WHAT YOU WILL DO: Can you turn everything from the start of the listing down to the line containing "x-axis-title: Sites xyxy=(1752,682,1821,721)" into a numbered list, with blank lines left out?

___ AVAILABLE RECORDS ___

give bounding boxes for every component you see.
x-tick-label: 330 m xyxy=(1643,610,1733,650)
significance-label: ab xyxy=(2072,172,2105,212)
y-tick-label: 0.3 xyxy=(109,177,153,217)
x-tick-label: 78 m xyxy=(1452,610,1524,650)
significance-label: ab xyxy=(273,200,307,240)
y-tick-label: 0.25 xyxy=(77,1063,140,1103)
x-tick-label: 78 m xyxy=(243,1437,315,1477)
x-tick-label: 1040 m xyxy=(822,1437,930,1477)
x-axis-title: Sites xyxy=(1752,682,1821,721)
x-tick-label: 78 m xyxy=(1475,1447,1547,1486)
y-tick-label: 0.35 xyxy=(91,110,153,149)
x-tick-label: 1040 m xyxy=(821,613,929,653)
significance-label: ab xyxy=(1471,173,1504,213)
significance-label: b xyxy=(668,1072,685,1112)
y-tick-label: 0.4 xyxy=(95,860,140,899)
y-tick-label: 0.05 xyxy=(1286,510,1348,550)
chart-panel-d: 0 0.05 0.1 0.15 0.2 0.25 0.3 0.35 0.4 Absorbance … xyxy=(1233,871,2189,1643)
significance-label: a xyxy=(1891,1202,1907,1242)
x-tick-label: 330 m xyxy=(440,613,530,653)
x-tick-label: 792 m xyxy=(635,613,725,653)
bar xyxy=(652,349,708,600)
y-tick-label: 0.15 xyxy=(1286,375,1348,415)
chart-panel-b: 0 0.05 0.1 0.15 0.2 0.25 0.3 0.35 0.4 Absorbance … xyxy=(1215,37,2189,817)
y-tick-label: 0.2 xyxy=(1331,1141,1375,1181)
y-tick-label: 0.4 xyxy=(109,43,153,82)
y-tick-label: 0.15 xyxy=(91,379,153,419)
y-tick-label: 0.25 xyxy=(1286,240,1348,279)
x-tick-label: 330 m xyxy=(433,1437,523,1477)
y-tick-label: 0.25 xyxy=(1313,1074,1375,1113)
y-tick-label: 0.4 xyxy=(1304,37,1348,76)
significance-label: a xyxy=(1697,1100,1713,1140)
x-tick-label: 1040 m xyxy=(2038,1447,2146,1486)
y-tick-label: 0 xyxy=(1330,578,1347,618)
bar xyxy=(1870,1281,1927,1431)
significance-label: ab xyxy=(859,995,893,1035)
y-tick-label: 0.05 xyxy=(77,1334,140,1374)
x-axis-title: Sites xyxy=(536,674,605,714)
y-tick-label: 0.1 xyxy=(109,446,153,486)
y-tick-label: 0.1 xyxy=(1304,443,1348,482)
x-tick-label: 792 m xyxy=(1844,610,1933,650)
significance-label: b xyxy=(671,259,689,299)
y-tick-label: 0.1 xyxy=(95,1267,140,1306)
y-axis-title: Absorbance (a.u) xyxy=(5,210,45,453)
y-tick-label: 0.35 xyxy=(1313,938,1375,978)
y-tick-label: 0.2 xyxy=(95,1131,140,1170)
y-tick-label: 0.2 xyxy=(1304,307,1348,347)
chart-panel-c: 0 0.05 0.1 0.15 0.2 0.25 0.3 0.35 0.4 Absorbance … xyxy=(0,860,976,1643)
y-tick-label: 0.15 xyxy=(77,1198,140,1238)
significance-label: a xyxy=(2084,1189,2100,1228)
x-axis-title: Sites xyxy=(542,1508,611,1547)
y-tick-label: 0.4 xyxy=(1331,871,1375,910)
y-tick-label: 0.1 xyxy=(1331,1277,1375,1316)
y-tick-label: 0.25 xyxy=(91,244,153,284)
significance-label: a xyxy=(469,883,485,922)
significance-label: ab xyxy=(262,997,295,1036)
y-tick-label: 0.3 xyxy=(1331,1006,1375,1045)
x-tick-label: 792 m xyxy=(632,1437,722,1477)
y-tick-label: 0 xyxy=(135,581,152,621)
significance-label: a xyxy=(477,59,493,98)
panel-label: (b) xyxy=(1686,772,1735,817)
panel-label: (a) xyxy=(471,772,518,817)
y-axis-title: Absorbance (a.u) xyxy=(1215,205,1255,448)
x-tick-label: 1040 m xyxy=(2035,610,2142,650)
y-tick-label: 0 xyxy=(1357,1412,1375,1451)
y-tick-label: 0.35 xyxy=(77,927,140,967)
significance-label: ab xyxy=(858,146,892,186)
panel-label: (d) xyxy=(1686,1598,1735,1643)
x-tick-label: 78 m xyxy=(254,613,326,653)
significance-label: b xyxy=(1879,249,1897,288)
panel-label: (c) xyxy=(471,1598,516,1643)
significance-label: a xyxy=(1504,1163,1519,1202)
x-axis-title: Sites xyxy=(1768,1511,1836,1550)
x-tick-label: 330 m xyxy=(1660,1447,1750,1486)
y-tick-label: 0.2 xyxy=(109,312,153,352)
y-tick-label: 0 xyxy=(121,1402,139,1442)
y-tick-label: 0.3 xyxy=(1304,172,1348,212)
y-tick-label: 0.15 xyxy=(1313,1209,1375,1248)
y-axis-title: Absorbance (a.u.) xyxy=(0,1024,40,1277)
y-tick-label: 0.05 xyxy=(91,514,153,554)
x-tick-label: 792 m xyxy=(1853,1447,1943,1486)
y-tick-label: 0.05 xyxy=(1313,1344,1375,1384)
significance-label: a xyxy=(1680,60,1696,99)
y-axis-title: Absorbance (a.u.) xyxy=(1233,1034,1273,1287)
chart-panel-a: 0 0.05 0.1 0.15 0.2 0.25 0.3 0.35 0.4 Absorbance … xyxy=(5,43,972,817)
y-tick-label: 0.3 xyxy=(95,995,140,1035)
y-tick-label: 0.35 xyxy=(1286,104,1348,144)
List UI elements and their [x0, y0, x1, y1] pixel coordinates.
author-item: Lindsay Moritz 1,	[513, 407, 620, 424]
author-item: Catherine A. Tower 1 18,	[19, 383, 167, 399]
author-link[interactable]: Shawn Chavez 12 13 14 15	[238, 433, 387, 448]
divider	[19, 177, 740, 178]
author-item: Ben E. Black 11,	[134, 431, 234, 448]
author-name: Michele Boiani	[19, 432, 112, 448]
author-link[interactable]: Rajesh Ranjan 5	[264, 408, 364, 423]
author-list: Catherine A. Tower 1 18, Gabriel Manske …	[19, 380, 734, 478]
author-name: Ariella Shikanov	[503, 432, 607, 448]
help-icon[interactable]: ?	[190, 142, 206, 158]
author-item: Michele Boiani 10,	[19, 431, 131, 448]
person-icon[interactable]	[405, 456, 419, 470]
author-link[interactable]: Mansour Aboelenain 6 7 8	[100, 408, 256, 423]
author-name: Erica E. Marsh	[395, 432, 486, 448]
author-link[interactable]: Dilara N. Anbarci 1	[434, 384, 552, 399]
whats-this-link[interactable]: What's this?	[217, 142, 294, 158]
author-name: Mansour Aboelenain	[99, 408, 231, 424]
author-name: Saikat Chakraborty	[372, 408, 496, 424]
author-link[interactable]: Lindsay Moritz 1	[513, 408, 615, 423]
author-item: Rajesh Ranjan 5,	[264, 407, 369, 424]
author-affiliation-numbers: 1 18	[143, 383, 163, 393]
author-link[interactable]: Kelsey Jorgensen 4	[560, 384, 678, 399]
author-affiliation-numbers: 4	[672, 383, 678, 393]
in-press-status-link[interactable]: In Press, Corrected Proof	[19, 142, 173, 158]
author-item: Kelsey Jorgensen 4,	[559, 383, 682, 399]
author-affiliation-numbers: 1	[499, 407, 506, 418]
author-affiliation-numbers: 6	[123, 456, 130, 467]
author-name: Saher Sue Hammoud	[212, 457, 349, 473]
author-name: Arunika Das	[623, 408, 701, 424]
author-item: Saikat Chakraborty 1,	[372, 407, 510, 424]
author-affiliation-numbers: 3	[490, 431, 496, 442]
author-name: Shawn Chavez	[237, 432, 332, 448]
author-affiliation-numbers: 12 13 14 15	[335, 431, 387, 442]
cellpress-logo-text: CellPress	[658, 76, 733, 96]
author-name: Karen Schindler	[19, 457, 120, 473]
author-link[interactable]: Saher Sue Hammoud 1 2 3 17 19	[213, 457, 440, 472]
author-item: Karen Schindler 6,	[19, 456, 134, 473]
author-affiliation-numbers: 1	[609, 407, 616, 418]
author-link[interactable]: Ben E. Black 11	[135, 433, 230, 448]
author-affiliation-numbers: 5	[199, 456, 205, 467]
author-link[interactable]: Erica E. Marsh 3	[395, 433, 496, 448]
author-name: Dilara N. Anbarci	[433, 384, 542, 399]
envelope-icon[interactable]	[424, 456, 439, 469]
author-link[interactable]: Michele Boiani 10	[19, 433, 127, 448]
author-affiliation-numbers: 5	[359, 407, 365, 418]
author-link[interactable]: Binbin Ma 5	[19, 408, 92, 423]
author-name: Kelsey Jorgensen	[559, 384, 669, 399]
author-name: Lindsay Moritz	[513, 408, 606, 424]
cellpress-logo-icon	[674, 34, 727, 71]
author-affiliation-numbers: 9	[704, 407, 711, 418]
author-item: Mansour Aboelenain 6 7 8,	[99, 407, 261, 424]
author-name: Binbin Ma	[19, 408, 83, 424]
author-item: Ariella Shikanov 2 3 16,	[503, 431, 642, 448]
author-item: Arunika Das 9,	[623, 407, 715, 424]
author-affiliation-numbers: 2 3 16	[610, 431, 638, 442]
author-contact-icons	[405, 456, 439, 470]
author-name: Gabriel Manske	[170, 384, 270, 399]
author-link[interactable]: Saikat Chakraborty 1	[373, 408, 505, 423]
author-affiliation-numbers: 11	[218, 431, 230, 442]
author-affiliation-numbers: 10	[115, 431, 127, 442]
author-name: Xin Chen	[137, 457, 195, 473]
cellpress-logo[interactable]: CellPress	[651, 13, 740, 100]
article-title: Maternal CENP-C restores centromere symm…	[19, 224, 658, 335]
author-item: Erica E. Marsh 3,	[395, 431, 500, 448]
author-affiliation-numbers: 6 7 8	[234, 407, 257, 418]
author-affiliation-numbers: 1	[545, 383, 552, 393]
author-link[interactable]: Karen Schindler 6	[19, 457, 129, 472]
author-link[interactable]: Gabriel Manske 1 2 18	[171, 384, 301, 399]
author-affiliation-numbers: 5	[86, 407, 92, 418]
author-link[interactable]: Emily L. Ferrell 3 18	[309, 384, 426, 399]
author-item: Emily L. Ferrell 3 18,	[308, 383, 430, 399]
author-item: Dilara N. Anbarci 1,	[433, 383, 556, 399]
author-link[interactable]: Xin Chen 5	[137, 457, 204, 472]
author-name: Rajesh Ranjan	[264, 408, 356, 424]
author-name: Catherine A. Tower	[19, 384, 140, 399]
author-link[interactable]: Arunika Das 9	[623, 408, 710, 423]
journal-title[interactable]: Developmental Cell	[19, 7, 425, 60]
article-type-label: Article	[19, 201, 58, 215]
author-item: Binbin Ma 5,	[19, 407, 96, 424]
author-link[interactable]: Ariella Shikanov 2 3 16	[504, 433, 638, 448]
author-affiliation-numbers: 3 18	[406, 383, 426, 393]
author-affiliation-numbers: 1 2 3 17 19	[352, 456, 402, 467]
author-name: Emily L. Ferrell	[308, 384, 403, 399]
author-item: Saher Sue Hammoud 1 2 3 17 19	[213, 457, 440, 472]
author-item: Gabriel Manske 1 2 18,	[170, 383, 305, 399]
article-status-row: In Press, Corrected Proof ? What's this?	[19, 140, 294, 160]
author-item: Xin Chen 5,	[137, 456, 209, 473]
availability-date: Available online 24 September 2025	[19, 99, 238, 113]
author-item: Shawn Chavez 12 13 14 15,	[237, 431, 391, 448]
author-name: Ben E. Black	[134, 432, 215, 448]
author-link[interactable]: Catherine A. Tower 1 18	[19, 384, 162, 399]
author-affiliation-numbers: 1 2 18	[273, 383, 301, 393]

___

RESULT BELOW:
1. give bounding boxes for every component you see.
2. x-tick-label: 330 m xyxy=(1643,610,1733,650)
3. significance-label: ab xyxy=(2072,172,2105,212)
4. y-tick-label: 0.3 xyxy=(109,177,153,217)
5. x-tick-label: 78 m xyxy=(1452,610,1524,650)
6. significance-label: ab xyxy=(273,200,307,240)
7. y-tick-label: 0.25 xyxy=(77,1063,140,1103)
8. x-tick-label: 78 m xyxy=(243,1437,315,1477)
9. x-tick-label: 1040 m xyxy=(822,1437,930,1477)
10. x-axis-title: Sites xyxy=(1752,682,1821,721)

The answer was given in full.